## Directive
Wherever "found" appears in a line, list that line.

## Recorded data
+ + + + + + +

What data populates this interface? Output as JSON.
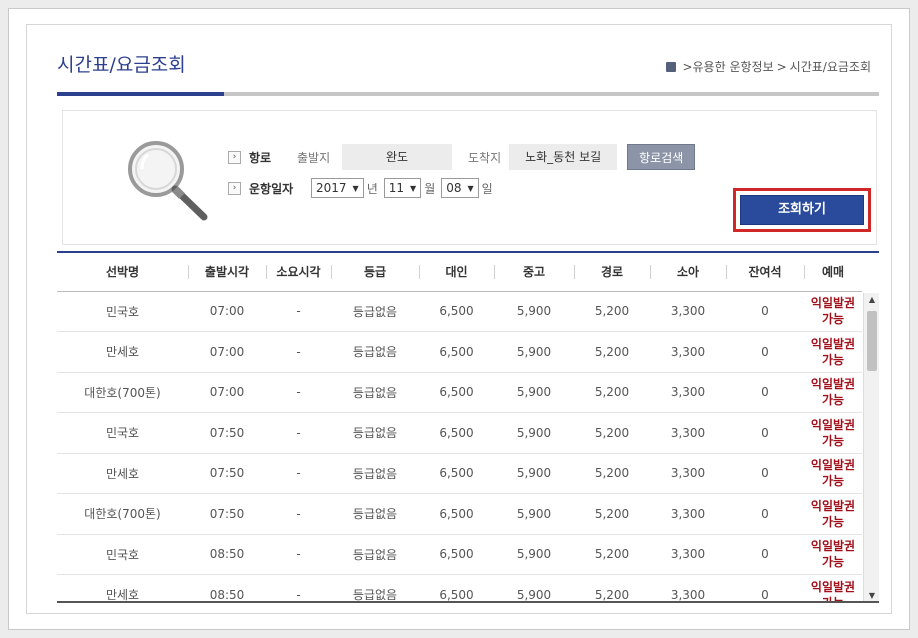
{
  "header": {
    "title": "시간표/요금조회",
    "breadcrumb": [
      ">유용한 운항정보",
      ">",
      "시간표/요금조회"
    ]
  },
  "search": {
    "route_label": "항로",
    "departure_label": "출발지",
    "departure_value": "완도",
    "arrival_label": "도착지",
    "arrival_value": "노화_동천 보길",
    "route_search_button": "항로검색",
    "date_label": "운항일자",
    "year": "2017",
    "year_unit": "년",
    "month": "11",
    "month_unit": "월",
    "day": "08",
    "day_unit": "일",
    "query_button": "조회하기"
  },
  "table": {
    "columns": [
      "선박명",
      "출발시각",
      "소요시각",
      "등급",
      "대인",
      "중고",
      "경로",
      "소아",
      "잔여석",
      "예매"
    ],
    "rows": [
      [
        "민국호",
        "07:00",
        "-",
        "등급없음",
        "6,500",
        "5,900",
        "5,200",
        "3,300",
        "0",
        "익일발권 가능"
      ],
      [
        "만세호",
        "07:00",
        "-",
        "등급없음",
        "6,500",
        "5,900",
        "5,200",
        "3,300",
        "0",
        "익일발권 가능"
      ],
      [
        "대한호(700톤)",
        "07:00",
        "-",
        "등급없음",
        "6,500",
        "5,900",
        "5,200",
        "3,300",
        "0",
        "익일발권 가능"
      ],
      [
        "민국호",
        "07:50",
        "-",
        "등급없음",
        "6,500",
        "5,900",
        "5,200",
        "3,300",
        "0",
        "익일발권 가능"
      ],
      [
        "만세호",
        "07:50",
        "-",
        "등급없음",
        "6,500",
        "5,900",
        "5,200",
        "3,300",
        "0",
        "익일발권 가능"
      ],
      [
        "대한호(700톤)",
        "07:50",
        "-",
        "등급없음",
        "6,500",
        "5,900",
        "5,200",
        "3,300",
        "0",
        "익일발권 가능"
      ],
      [
        "민국호",
        "08:50",
        "-",
        "등급없음",
        "6,500",
        "5,900",
        "5,200",
        "3,300",
        "0",
        "익일발권 가능"
      ],
      [
        "만세호",
        "08:50",
        "-",
        "등급없음",
        "6,500",
        "5,900",
        "5,200",
        "3,300",
        "0",
        "익일발권 가능"
      ]
    ]
  },
  "colors": {
    "brand": "#2d3f8f",
    "query_button": "#2a4b9c",
    "highlight_border": "#d12727",
    "reservation_text": "#a2101a"
  }
}
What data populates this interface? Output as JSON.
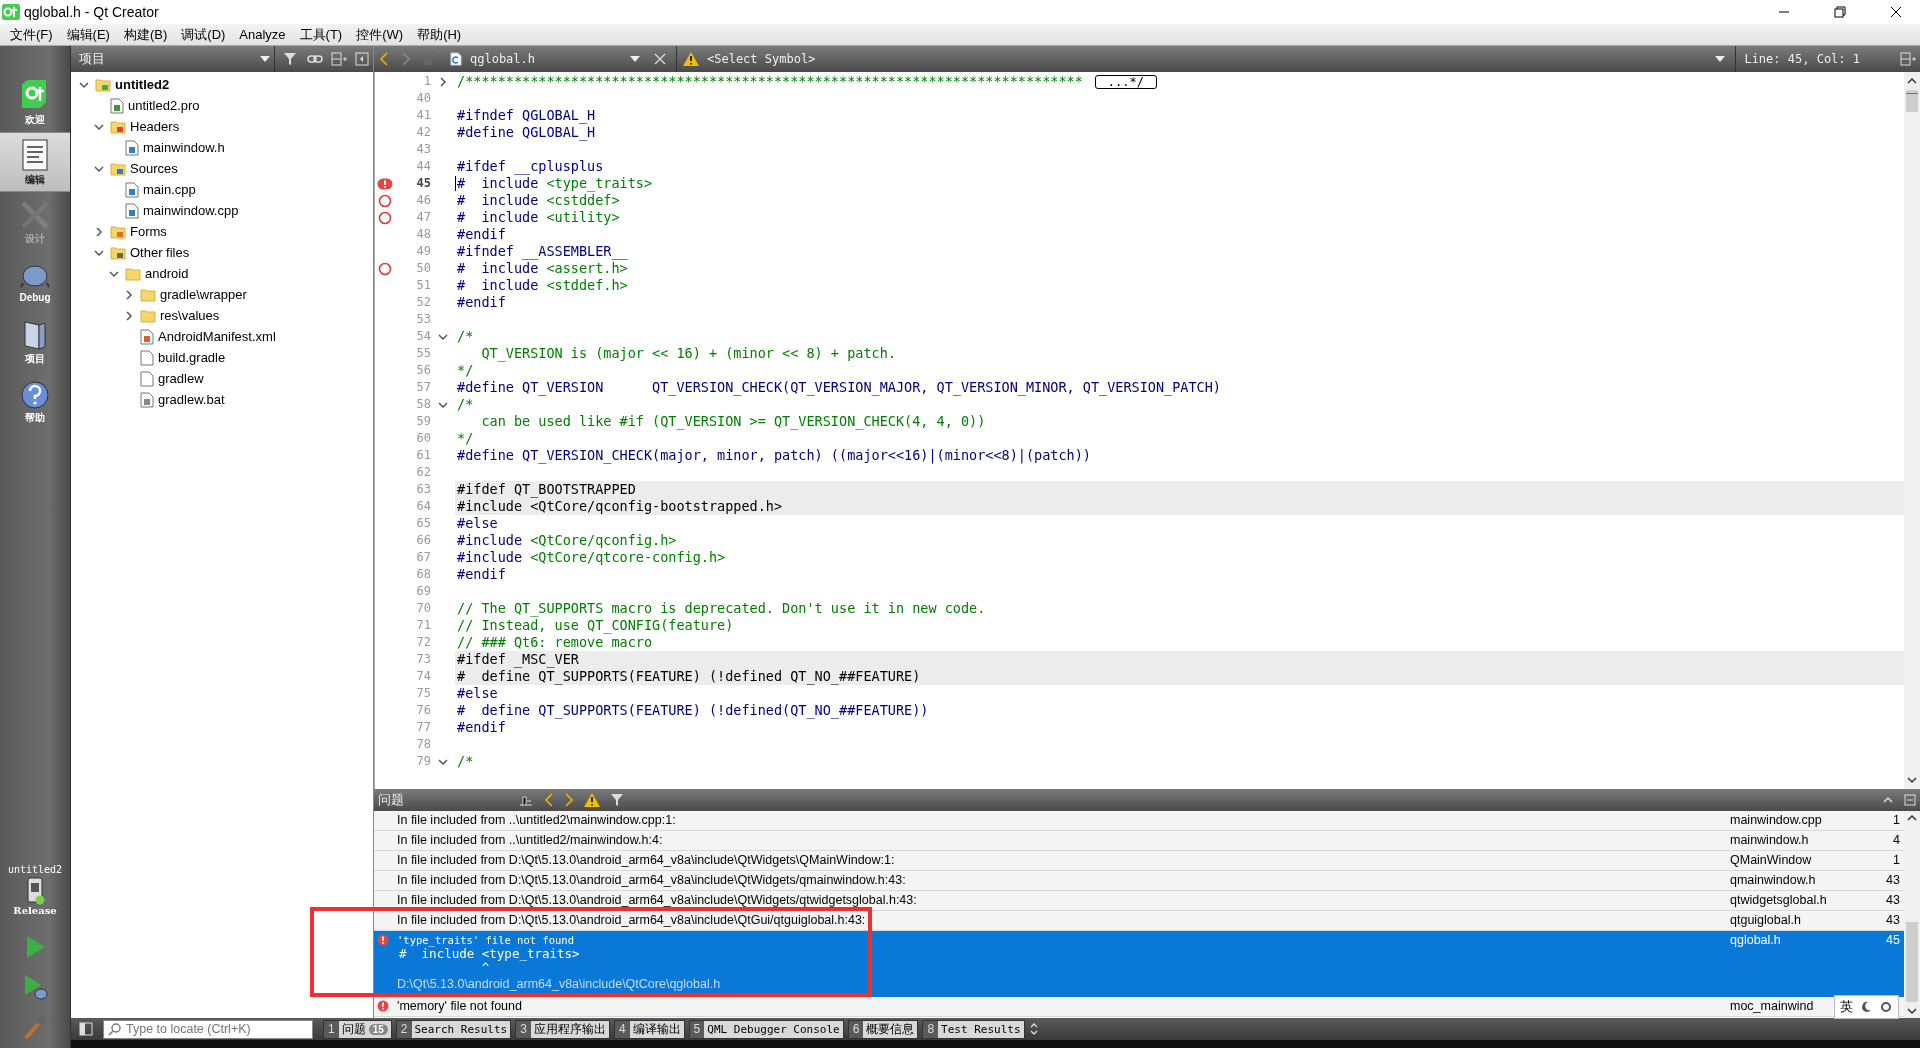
{
  "window": {
    "title": "qglobal.h - Qt Creator"
  },
  "menu": [
    "文件(F)",
    "编辑(E)",
    "构建(B)",
    "调试(D)",
    "Analyze",
    "工具(T)",
    "控件(W)",
    "帮助(H)"
  ],
  "modes": [
    {
      "label": "欢迎",
      "kind": "welcome",
      "selected": false,
      "disabled": false
    },
    {
      "label": "编辑",
      "kind": "edit",
      "selected": true,
      "disabled": false
    },
    {
      "label": "设计",
      "kind": "design",
      "selected": false,
      "disabled": true
    },
    {
      "label": "Debug",
      "kind": "debug",
      "selected": false,
      "disabled": false
    },
    {
      "label": "项目",
      "kind": "projects",
      "selected": false,
      "disabled": false
    },
    {
      "label": "帮助",
      "kind": "help",
      "selected": false,
      "disabled": false
    }
  ],
  "kit": {
    "project": "untitled2",
    "build": "Release"
  },
  "project_pane": {
    "title": "项目",
    "tree": [
      {
        "label": "untitled2",
        "kind": "project",
        "bold": true,
        "expanded": true,
        "children": [
          {
            "label": "untitled2.pro",
            "kind": "pro"
          },
          {
            "label": "Headers",
            "kind": "header-folder",
            "expanded": true,
            "children": [
              {
                "label": "mainwindow.h",
                "kind": "header"
              }
            ]
          },
          {
            "label": "Sources",
            "kind": "source-folder",
            "expanded": true,
            "children": [
              {
                "label": "main.cpp",
                "kind": "source"
              },
              {
                "label": "mainwindow.cpp",
                "kind": "source"
              }
            ]
          },
          {
            "label": "Forms",
            "kind": "form-folder",
            "expanded": false
          },
          {
            "label": "Other files",
            "kind": "other-folder",
            "expanded": true,
            "children": [
              {
                "label": "android",
                "kind": "folder",
                "expanded": true,
                "children": [
                  {
                    "label": "gradle\\wrapper",
                    "kind": "folder",
                    "expanded": false
                  },
                  {
                    "label": "res\\values",
                    "kind": "folder",
                    "expanded": false
                  },
                  {
                    "label": "AndroidManifest.xml",
                    "kind": "xml"
                  },
                  {
                    "label": "build.gradle",
                    "kind": "file"
                  },
                  {
                    "label": "gradlew",
                    "kind": "file"
                  },
                  {
                    "label": "gradlew.bat",
                    "kind": "bat"
                  }
                ]
              }
            ]
          }
        ]
      }
    ]
  },
  "editor": {
    "file": "qglobal.h",
    "symbol": "<Select Symbol>",
    "position": "Line: 45, Col: 1",
    "lines": [
      {
        "n": "1",
        "expanded": false,
        "segments": [
          {
            "text": "/****************************************************************************",
            "kind": "comment"
          }
        ],
        "folded": "...*/"
      },
      {
        "n": "40"
      },
      {
        "n": "41",
        "segments": [
          {
            "text": "#ifndef QGLOBAL_H",
            "kind": "pp"
          }
        ]
      },
      {
        "n": "42",
        "segments": [
          {
            "text": "#define QGLOBAL_H",
            "kind": "pp"
          }
        ]
      },
      {
        "n": "43"
      },
      {
        "n": "44",
        "segments": [
          {
            "text": "#ifdef __cplusplus",
            "kind": "pp"
          }
        ]
      },
      {
        "n": "45",
        "current": true,
        "error": true,
        "segments": [
          {
            "text": "#  include ",
            "kind": "pp"
          },
          {
            "text": "<type_traits>",
            "kind": "string"
          }
        ]
      },
      {
        "n": "46",
        "warning": true,
        "segments": [
          {
            "text": "#  include ",
            "kind": "pp"
          },
          {
            "text": "<cstddef>",
            "kind": "string"
          }
        ]
      },
      {
        "n": "47",
        "warning": true,
        "segments": [
          {
            "text": "#  include ",
            "kind": "pp"
          },
          {
            "text": "<utility>",
            "kind": "string"
          }
        ]
      },
      {
        "n": "48",
        "segments": [
          {
            "text": "#endif",
            "kind": "pp"
          }
        ]
      },
      {
        "n": "49",
        "segments": [
          {
            "text": "#ifndef __ASSEMBLER__",
            "kind": "pp"
          }
        ]
      },
      {
        "n": "50",
        "warning": true,
        "segments": [
          {
            "text": "#  include ",
            "kind": "pp"
          },
          {
            "text": "<assert.h>",
            "kind": "string"
          }
        ]
      },
      {
        "n": "51",
        "segments": [
          {
            "text": "#  include ",
            "kind": "pp"
          },
          {
            "text": "<stddef.h>",
            "kind": "string"
          }
        ]
      },
      {
        "n": "52",
        "segments": [
          {
            "text": "#endif",
            "kind": "pp"
          }
        ]
      },
      {
        "n": "53"
      },
      {
        "n": "54",
        "expanded": true,
        "segments": [
          {
            "text": "/*",
            "kind": "comment"
          }
        ]
      },
      {
        "n": "55",
        "segments": [
          {
            "text": "   QT_VERSION is (major << 16) + (minor << 8) + patch.",
            "kind": "comment"
          }
        ]
      },
      {
        "n": "56",
        "segments": [
          {
            "text": "*/",
            "kind": "comment"
          }
        ]
      },
      {
        "n": "57",
        "segments": [
          {
            "text": "#define QT_VERSION      QT_VERSION_CHECK(QT_VERSION_MAJOR, QT_VERSION_MINOR, QT_VERSION_PATCH)",
            "kind": "pp"
          }
        ]
      },
      {
        "n": "58",
        "expanded": true,
        "segments": [
          {
            "text": "/*",
            "kind": "comment"
          }
        ]
      },
      {
        "n": "59",
        "segments": [
          {
            "text": "   can be used like #if (QT_VERSION >= QT_VERSION_CHECK(4, 4, 0))",
            "kind": "comment"
          }
        ]
      },
      {
        "n": "60",
        "segments": [
          {
            "text": "*/",
            "kind": "comment"
          }
        ]
      },
      {
        "n": "61",
        "segments": [
          {
            "text": "#define QT_VERSION_CHECK(major, minor, patch) ((major<<16)|(minor<<8)|(patch))",
            "kind": "pp"
          }
        ]
      },
      {
        "n": "62"
      },
      {
        "n": "63",
        "shaded": true,
        "segments": [
          {
            "text": "#ifdef QT_BOOTSTRAPPED",
            "kind": "plain"
          }
        ]
      },
      {
        "n": "64",
        "shaded": true,
        "segments": [
          {
            "text": "#include <QtCore/qconfig-bootstrapped.h>",
            "kind": "plain"
          }
        ]
      },
      {
        "n": "65",
        "segments": [
          {
            "text": "#else",
            "kind": "pp"
          }
        ]
      },
      {
        "n": "66",
        "segments": [
          {
            "text": "#include ",
            "kind": "pp"
          },
          {
            "text": "<QtCore/qconfig.h>",
            "kind": "string"
          }
        ]
      },
      {
        "n": "67",
        "segments": [
          {
            "text": "#include ",
            "kind": "pp"
          },
          {
            "text": "<QtCore/qtcore-config.h>",
            "kind": "string"
          }
        ]
      },
      {
        "n": "68",
        "segments": [
          {
            "text": "#endif",
            "kind": "pp"
          }
        ]
      },
      {
        "n": "69"
      },
      {
        "n": "70",
        "segments": [
          {
            "text": "// The QT_SUPPORTS macro is deprecated. Don't use it in new code.",
            "kind": "comment"
          }
        ]
      },
      {
        "n": "71",
        "segments": [
          {
            "text": "// Instead, use QT_CONFIG(feature)",
            "kind": "comment"
          }
        ]
      },
      {
        "n": "72",
        "segments": [
          {
            "text": "// ### Qt6: remove macro",
            "kind": "comment"
          }
        ]
      },
      {
        "n": "73",
        "shaded": true,
        "segments": [
          {
            "text": "#ifdef _MSC_VER",
            "kind": "plain"
          }
        ]
      },
      {
        "n": "74",
        "shaded": true,
        "segments": [
          {
            "text": "#  define QT_SUPPORTS(FEATURE) (!defined QT_NO_##FEATURE)",
            "kind": "plain"
          }
        ]
      },
      {
        "n": "75",
        "segments": [
          {
            "text": "#else",
            "kind": "pp"
          }
        ]
      },
      {
        "n": "76",
        "segments": [
          {
            "text": "#  define QT_SUPPORTS(FEATURE) (!defined(QT_NO_##FEATURE))",
            "kind": "pp"
          }
        ]
      },
      {
        "n": "77",
        "segments": [
          {
            "text": "#endif",
            "kind": "pp"
          }
        ]
      },
      {
        "n": "78"
      },
      {
        "n": "79",
        "expanded": true,
        "segments": [
          {
            "text": "/*",
            "kind": "comment"
          }
        ]
      }
    ]
  },
  "issues": {
    "title": "问题",
    "rows": [
      {
        "kind": "info",
        "selected": false,
        "text": "In file included from ..\\untitled2\\mainwindow.cpp:1:",
        "file": "mainwindow.cpp",
        "line": "1"
      },
      {
        "kind": "info",
        "selected": false,
        "text": "In file included from ..\\untitled2/mainwindow.h:4:",
        "file": "mainwindow.h",
        "line": "4"
      },
      {
        "kind": "info",
        "selected": false,
        "text": "In file included from D:\\Qt\\5.13.0\\android_arm64_v8a\\include\\QtWidgets\\QMainWindow:1:",
        "file": "QMainWindow",
        "line": "1"
      },
      {
        "kind": "info",
        "selected": false,
        "text": "In file included from D:\\Qt\\5.13.0\\android_arm64_v8a\\include\\QtWidgets/qmainwindow.h:43:",
        "file": "qmainwindow.h",
        "line": "43"
      },
      {
        "kind": "info",
        "selected": false,
        "text": "In file included from D:\\Qt\\5.13.0\\android_arm64_v8a\\include\\QtWidgets/qtwidgetsglobal.h:43:",
        "file": "qtwidgetsglobal.h",
        "line": "43"
      },
      {
        "kind": "info",
        "selected": false,
        "text": "In file included from D:\\Qt\\5.13.0\\android_arm64_v8a\\include\\QtGui/qtguiglobal.h:43:",
        "file": "qtguiglobal.h",
        "line": "43"
      },
      {
        "kind": "error",
        "selected": true,
        "text": "'type_traits' file not found",
        "details": [
          "#  include <type_traits>",
          "           ^"
        ],
        "path": "D:\\Qt\\5.13.0\\android_arm64_v8a\\include\\QtCore\\qglobal.h",
        "file": "qglobal.h",
        "line": "45"
      },
      {
        "kind": "error",
        "selected": false,
        "text": "'memory' file not found",
        "file": "moc_mainwind"
      }
    ]
  },
  "locator": {
    "placeholder": "Type to locate (Ctrl+K)"
  },
  "output_tabs": [
    {
      "number": "1",
      "label": "问题",
      "badge": "15",
      "mono": false
    },
    {
      "number": "2",
      "label": "Search Results",
      "mono": true
    },
    {
      "number": "3",
      "label": "应用程序输出",
      "mono": false
    },
    {
      "number": "4",
      "label": "编译输出",
      "mono": false
    },
    {
      "number": "5",
      "label": "QML Debugger Console",
      "mono": true
    },
    {
      "number": "6",
      "label": "概要信息",
      "mono": false
    },
    {
      "number": "8",
      "label": "Test Results",
      "mono": true
    }
  ],
  "ime_toolbar": {
    "label": "英"
  }
}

+ + + + + + +

## Result
        "text": "'type_traits' file not found",
        "text": "'memory' file not found",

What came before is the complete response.